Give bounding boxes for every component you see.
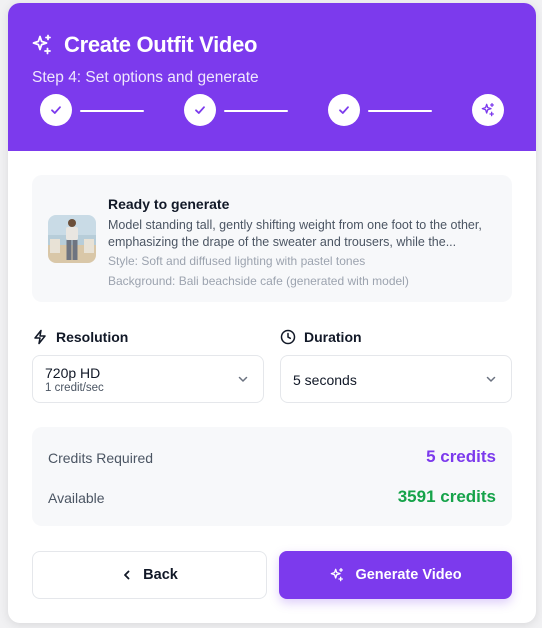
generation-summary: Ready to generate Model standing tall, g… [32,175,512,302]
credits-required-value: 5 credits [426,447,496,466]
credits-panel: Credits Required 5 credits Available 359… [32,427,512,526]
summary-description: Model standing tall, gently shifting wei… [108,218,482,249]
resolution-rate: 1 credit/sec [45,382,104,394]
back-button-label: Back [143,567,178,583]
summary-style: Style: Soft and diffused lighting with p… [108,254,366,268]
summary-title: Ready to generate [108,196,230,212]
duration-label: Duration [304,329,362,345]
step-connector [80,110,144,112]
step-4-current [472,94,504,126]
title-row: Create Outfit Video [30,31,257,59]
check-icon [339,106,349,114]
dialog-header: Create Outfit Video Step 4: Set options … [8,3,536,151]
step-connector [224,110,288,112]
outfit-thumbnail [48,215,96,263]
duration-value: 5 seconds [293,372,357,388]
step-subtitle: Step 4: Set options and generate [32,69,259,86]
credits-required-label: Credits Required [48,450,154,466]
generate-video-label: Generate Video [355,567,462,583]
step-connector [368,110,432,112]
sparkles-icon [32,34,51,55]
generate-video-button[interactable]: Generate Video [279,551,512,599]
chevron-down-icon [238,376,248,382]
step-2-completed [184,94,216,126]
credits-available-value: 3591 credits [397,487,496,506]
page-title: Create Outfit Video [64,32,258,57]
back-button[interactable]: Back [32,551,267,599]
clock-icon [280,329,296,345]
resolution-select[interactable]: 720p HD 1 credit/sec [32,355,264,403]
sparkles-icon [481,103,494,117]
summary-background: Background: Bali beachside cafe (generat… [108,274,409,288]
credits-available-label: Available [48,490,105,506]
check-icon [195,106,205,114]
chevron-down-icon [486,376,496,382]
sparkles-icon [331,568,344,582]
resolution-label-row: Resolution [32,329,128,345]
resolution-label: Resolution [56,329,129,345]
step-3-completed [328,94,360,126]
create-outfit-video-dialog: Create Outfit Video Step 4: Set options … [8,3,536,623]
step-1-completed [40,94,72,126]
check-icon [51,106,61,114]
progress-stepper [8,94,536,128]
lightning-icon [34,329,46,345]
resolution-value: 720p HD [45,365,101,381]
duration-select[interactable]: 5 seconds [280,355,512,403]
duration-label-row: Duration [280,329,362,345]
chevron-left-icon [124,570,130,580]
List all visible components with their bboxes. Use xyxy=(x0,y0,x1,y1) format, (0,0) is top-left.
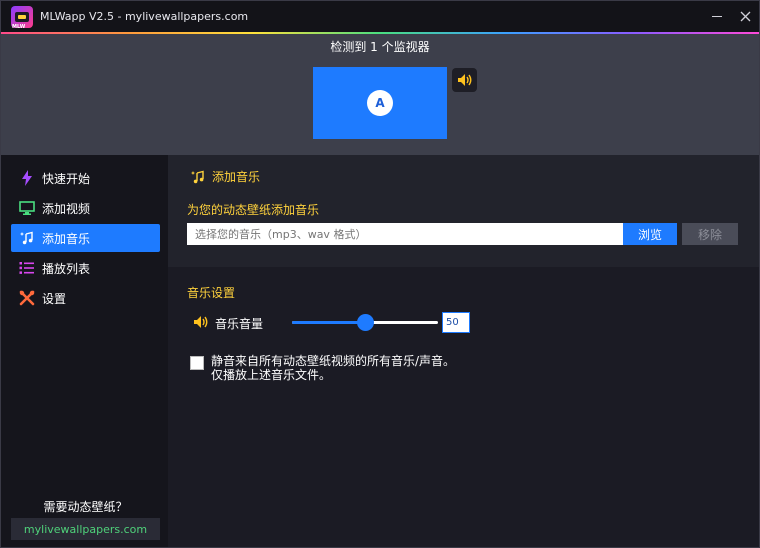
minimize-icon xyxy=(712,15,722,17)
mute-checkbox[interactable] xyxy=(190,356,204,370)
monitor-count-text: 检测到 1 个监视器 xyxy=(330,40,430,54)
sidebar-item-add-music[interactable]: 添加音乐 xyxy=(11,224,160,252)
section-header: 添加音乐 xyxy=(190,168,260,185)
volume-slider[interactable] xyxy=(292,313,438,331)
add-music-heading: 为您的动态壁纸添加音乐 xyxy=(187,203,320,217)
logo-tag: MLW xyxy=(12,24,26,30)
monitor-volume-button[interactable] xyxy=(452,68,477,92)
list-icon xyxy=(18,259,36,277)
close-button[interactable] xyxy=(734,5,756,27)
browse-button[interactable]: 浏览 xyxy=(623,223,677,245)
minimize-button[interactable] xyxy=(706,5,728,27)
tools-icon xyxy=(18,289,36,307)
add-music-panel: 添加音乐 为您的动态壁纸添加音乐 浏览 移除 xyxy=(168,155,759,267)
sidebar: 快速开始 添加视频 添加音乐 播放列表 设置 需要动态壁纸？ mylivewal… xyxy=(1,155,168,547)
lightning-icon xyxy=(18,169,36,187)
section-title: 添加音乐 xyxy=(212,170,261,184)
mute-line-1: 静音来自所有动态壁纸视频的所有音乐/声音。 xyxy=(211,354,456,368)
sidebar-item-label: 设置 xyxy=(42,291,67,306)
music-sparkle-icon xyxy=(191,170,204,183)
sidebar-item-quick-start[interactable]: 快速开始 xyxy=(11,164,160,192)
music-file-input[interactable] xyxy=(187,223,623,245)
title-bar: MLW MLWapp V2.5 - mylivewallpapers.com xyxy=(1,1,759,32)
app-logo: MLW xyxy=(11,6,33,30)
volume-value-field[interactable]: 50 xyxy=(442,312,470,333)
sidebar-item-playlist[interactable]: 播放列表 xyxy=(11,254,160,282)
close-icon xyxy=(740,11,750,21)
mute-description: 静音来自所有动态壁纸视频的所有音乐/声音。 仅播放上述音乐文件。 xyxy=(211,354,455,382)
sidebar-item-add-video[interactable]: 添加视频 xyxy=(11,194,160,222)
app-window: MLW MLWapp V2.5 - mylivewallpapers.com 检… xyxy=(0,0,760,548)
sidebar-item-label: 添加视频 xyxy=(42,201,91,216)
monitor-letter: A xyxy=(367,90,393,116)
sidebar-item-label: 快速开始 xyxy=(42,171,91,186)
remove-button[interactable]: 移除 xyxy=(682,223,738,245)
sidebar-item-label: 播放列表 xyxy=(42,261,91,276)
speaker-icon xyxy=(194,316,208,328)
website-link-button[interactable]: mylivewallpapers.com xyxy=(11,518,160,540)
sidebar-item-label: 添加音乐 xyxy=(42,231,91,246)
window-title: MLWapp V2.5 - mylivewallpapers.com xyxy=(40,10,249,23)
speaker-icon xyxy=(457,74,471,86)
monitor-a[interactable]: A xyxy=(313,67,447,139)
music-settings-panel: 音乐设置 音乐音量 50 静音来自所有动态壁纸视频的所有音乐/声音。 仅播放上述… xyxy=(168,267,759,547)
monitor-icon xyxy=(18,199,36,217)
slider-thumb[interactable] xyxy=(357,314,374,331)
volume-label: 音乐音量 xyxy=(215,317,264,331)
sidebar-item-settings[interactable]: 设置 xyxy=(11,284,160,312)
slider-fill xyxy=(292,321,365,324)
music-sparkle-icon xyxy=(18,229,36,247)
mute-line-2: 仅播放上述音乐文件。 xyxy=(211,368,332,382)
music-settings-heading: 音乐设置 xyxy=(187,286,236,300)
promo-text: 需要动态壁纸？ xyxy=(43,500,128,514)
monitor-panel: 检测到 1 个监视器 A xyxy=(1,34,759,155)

★ ★ ★ ★ ★ ★ ★

Reproduce all the entries above line for line, leaving out the pictures.

* Task answer:
Give bounding boxes for every component you see.
generation-summary: Ready to generate Model standing tall, g… [32,175,512,302]
credits-required-value: 5 credits [426,447,496,466]
credits-panel: Credits Required 5 credits Available 359… [32,427,512,526]
summary-description: Model standing tall, gently shifting wei… [108,218,482,249]
resolution-rate: 1 credit/sec [45,382,104,394]
back-button-label: Back [143,567,178,583]
summary-style: Style: Soft and diffused lighting with p… [108,254,366,268]
summary-title: Ready to generate [108,196,230,212]
duration-label: Duration [304,329,362,345]
step-connector [80,110,144,112]
step-4-current [472,94,504,126]
title-row: Create Outfit Video [30,31,257,59]
check-icon [339,106,349,114]
dialog-header: Create Outfit Video Step 4: Set options … [8,3,536,151]
step-connector [224,110,288,112]
outfit-thumbnail [48,215,96,263]
duration-value: 5 seconds [293,372,357,388]
step-subtitle: Step 4: Set options and generate [32,69,259,86]
credits-required-label: Credits Required [48,450,154,466]
generate-video-label: Generate Video [355,567,462,583]
step-connector [368,110,432,112]
sparkles-icon [32,34,51,55]
generate-video-button[interactable]: Generate Video [279,551,512,599]
chevron-down-icon [238,376,248,382]
step-2-completed [184,94,216,126]
credits-available-value: 3591 credits [397,487,496,506]
page-title: Create Outfit Video [64,32,258,57]
back-button[interactable]: Back [32,551,267,599]
clock-icon [280,329,296,345]
resolution-select[interactable]: 720p HD 1 credit/sec [32,355,264,403]
sparkles-icon [481,103,494,117]
summary-background: Background: Bali beachside cafe (generat… [108,274,409,288]
credits-available-label: Available [48,490,105,506]
check-icon [195,106,205,114]
chevron-down-icon [486,376,496,382]
sparkles-icon [331,568,344,582]
resolution-label-row: Resolution [32,329,128,345]
resolution-label: Resolution [56,329,129,345]
step-3-completed [328,94,360,126]
create-outfit-video-dialog: Create Outfit Video Step 4: Set options … [8,3,536,623]
step-1-completed [40,94,72,126]
check-icon [51,106,61,114]
progress-stepper [8,94,536,128]
lightning-icon [34,329,46,345]
resolution-value: 720p HD [45,365,101,381]
duration-select[interactable]: 5 seconds [280,355,512,403]
duration-label-row: Duration [280,329,362,345]
chevron-left-icon [124,570,130,580]
List all visible components with their bboxes. Use xyxy=(x0,y0,x1,y1) format, (0,0) is top-left.
minimize-icon xyxy=(712,15,722,17)
mute-checkbox[interactable] xyxy=(190,356,204,370)
monitor-count-text: 检测到 1 个监视器 xyxy=(330,40,430,54)
sidebar-item-add-music[interactable]: 添加音乐 xyxy=(11,224,160,252)
section-header: 添加音乐 xyxy=(190,168,260,185)
volume-slider[interactable] xyxy=(292,313,438,331)
add-music-heading: 为您的动态壁纸添加音乐 xyxy=(187,203,320,217)
logo-tag: MLW xyxy=(12,24,26,30)
monitor-volume-button[interactable] xyxy=(452,68,477,92)
list-icon xyxy=(18,259,36,277)
close-button[interactable] xyxy=(734,5,756,27)
browse-button[interactable]: 浏览 xyxy=(623,223,677,245)
minimize-button[interactable] xyxy=(706,5,728,27)
tools-icon xyxy=(18,289,36,307)
add-music-panel: 添加音乐 为您的动态壁纸添加音乐 浏览 移除 xyxy=(168,155,759,267)
sidebar: 快速开始 添加视频 添加音乐 播放列表 设置 需要动态壁纸？ mylivewal… xyxy=(1,155,168,547)
lightning-icon xyxy=(18,169,36,187)
section-title: 添加音乐 xyxy=(212,170,261,184)
mute-line-1: 静音来自所有动态壁纸视频的所有音乐/声音。 xyxy=(211,354,456,368)
sidebar-item-label: 设置 xyxy=(42,291,67,306)
music-sparkle-icon xyxy=(191,170,204,183)
sidebar-item-quick-start[interactable]: 快速开始 xyxy=(11,164,160,192)
music-file-input[interactable] xyxy=(187,223,623,245)
title-bar: MLW MLWapp V2.5 - mylivewallpapers.com xyxy=(1,1,759,32)
app-logo: MLW xyxy=(11,6,33,30)
volume-value-field[interactable]: 50 xyxy=(442,312,470,333)
sidebar-item-playlist[interactable]: 播放列表 xyxy=(11,254,160,282)
close-icon xyxy=(740,11,750,21)
mute-description: 静音来自所有动态壁纸视频的所有音乐/声音。 仅播放上述音乐文件。 xyxy=(211,354,455,382)
sidebar-item-add-video[interactable]: 添加视频 xyxy=(11,194,160,222)
app-window: MLW MLWapp V2.5 - mylivewallpapers.com 检… xyxy=(0,0,760,548)
sidebar-item-label: 添加视频 xyxy=(42,201,91,216)
monitor-letter: A xyxy=(367,90,393,116)
sidebar-item-label: 快速开始 xyxy=(42,171,91,186)
remove-button[interactable]: 移除 xyxy=(682,223,738,245)
sidebar-item-label: 播放列表 xyxy=(42,261,91,276)
speaker-icon xyxy=(194,316,208,328)
website-link-button[interactable]: mylivewallpapers.com xyxy=(11,518,160,540)
sidebar-item-label: 添加音乐 xyxy=(42,231,91,246)
window-title: MLWapp V2.5 - mylivewallpapers.com xyxy=(40,10,249,23)
speaker-icon xyxy=(457,74,471,86)
monitor-a[interactable]: A xyxy=(313,67,447,139)
music-settings-panel: 音乐设置 音乐音量 50 静音来自所有动态壁纸视频的所有音乐/声音。 仅播放上述… xyxy=(168,267,759,547)
monitor-icon xyxy=(18,199,36,217)
slider-thumb[interactable] xyxy=(357,314,374,331)
volume-label: 音乐音量 xyxy=(215,317,264,331)
sidebar-item-settings[interactable]: 设置 xyxy=(11,284,160,312)
slider-fill xyxy=(292,321,365,324)
music-sparkle-icon xyxy=(18,229,36,247)
mute-line-2: 仅播放上述音乐文件。 xyxy=(211,368,332,382)
music-settings-heading: 音乐设置 xyxy=(187,286,236,300)
promo-text: 需要动态壁纸？ xyxy=(43,500,128,514)
monitor-panel: 检测到 1 个监视器 A xyxy=(1,34,759,155)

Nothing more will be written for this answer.